RECORD SET ::
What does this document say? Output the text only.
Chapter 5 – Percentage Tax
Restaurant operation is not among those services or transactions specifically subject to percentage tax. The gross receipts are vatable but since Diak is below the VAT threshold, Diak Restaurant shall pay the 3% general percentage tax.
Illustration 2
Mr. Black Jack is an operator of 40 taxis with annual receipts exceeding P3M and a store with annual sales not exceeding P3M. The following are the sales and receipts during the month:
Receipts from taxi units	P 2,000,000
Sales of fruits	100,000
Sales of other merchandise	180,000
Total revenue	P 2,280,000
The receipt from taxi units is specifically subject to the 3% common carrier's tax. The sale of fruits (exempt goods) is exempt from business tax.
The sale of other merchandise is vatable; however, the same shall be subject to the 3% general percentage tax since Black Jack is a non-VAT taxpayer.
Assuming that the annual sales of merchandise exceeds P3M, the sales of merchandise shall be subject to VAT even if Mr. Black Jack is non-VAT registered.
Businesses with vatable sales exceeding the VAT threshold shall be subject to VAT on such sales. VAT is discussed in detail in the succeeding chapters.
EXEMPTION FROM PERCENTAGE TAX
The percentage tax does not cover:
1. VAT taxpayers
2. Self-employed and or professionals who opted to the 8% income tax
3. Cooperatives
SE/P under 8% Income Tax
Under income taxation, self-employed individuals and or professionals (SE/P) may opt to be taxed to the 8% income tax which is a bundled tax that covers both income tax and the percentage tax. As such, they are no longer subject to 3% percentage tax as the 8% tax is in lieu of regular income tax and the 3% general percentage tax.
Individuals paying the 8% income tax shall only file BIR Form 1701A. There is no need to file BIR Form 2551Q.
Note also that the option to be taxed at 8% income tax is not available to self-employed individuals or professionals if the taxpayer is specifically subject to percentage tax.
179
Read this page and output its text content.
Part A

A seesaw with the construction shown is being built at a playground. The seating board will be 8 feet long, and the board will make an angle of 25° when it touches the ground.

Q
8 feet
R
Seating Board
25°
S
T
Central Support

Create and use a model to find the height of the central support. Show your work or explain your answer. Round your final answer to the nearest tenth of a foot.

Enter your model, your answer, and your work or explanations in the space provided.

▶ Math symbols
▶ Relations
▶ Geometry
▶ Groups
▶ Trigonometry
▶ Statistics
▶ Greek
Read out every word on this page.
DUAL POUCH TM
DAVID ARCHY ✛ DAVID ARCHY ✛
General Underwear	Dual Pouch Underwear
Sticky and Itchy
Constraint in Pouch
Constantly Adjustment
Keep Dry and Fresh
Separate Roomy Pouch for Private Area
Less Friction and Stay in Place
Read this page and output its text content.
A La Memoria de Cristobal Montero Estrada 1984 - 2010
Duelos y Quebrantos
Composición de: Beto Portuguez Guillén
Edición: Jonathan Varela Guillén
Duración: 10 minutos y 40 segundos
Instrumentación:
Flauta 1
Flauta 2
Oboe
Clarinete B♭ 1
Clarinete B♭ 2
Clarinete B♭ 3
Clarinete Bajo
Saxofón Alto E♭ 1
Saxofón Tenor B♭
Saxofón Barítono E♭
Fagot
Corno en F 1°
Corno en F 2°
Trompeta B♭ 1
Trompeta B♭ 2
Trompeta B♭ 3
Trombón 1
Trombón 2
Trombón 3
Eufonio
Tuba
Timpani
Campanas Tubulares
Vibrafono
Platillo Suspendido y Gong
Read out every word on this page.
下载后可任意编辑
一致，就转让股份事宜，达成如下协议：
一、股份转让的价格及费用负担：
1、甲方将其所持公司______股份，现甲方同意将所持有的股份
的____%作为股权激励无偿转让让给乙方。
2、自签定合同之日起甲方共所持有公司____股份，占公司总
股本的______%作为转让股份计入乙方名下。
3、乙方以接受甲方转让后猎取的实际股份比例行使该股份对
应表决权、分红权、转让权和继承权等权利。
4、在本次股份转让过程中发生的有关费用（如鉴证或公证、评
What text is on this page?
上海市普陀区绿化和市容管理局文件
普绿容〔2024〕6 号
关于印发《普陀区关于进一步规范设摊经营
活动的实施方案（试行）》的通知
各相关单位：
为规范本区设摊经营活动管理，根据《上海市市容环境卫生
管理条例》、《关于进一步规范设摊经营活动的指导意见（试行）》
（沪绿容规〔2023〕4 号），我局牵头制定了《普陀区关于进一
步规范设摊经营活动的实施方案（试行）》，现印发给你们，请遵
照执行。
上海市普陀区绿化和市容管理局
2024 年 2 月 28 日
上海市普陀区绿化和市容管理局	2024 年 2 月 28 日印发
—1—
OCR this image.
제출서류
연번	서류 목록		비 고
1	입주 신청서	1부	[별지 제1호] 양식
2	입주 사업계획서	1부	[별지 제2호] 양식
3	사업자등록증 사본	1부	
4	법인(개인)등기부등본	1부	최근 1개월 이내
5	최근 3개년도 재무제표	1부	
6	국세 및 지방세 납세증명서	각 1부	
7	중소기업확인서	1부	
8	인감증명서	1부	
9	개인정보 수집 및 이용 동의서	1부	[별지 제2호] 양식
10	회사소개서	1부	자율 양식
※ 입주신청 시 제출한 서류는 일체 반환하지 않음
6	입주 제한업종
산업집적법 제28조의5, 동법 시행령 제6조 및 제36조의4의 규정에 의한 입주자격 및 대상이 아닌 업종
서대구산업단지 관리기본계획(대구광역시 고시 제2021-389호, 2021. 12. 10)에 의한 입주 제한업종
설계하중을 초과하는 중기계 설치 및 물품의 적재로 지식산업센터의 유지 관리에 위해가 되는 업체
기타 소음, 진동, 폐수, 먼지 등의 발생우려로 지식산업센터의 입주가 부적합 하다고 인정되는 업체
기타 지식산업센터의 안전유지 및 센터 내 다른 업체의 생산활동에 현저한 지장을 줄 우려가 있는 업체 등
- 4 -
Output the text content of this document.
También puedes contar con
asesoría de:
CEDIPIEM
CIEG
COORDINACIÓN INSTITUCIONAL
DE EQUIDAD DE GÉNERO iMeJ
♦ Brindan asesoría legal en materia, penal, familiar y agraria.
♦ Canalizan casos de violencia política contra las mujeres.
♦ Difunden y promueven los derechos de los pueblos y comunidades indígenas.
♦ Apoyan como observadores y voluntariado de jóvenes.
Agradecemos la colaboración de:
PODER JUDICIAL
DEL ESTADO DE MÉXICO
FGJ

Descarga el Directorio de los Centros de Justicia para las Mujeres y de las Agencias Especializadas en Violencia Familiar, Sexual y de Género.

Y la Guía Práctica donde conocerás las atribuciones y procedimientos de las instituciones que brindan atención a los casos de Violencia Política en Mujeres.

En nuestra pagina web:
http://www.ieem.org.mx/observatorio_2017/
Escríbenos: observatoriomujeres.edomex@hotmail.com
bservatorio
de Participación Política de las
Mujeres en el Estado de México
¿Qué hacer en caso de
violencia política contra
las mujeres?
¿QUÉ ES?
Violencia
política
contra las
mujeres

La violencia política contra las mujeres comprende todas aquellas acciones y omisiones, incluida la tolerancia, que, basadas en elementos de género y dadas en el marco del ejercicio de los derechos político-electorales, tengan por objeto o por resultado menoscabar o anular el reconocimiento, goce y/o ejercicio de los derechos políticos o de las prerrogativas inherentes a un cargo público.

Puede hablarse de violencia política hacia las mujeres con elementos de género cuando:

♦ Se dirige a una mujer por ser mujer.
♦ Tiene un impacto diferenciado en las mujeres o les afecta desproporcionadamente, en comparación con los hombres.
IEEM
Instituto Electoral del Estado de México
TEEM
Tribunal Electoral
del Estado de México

TASK DIRECTIONS :: State how many lines of the listing include the word "Saxofón". Reply with the number alone.

ANSWER BELOW :: 3